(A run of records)
•••••
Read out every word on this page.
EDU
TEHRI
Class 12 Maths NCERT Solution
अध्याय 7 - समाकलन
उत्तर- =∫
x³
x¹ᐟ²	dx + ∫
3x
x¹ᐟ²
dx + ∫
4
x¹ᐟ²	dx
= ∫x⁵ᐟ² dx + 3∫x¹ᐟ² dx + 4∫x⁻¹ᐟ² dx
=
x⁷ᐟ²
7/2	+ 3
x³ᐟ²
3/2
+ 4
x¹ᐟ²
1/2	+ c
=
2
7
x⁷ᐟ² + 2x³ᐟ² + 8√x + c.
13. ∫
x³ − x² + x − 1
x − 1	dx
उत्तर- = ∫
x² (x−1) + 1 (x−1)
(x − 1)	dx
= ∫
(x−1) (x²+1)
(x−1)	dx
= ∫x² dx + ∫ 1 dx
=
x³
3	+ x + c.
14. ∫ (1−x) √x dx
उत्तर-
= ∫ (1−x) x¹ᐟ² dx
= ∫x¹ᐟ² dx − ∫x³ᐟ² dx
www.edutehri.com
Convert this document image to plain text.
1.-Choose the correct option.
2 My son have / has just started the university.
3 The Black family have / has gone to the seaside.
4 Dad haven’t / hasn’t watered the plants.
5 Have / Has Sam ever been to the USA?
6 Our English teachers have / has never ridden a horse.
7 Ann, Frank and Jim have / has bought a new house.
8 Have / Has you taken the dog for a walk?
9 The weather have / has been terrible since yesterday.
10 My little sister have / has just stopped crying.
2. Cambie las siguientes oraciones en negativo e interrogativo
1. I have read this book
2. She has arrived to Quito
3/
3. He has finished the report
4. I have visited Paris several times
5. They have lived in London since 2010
•••••
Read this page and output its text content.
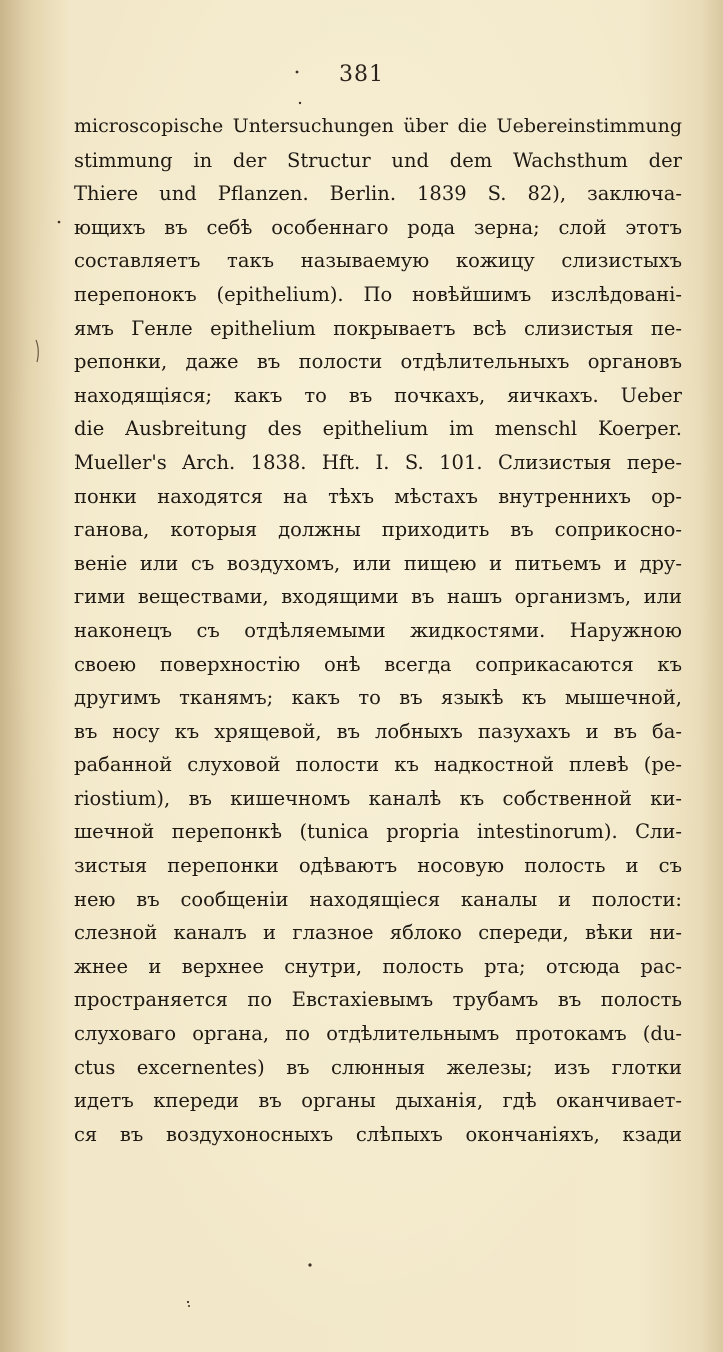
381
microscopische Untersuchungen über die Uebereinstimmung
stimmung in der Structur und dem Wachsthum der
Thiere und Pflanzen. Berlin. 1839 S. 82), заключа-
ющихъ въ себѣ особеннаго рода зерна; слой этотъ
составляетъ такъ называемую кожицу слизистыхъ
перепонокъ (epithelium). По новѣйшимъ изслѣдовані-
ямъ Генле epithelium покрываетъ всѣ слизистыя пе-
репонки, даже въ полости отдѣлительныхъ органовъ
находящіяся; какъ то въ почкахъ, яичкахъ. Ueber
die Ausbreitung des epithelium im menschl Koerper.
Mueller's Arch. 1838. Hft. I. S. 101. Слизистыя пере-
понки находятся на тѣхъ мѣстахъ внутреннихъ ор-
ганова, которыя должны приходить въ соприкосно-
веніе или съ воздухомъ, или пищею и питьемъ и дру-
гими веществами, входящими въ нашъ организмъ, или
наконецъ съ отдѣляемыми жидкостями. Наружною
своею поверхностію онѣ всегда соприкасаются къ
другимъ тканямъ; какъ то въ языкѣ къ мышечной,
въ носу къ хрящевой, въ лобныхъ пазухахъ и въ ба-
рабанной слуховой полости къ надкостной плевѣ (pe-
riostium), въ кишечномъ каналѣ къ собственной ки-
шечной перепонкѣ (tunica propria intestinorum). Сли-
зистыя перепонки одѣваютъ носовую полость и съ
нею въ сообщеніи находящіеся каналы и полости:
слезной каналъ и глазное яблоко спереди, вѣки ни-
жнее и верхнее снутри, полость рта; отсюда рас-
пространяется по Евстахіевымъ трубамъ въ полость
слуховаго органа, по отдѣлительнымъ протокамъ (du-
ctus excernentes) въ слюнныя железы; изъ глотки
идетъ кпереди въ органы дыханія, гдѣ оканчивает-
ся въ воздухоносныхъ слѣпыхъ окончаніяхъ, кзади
•••••
TASK OBJECTIVE
Answer only with how many lines in the records include "полости".

THE ANSWER
3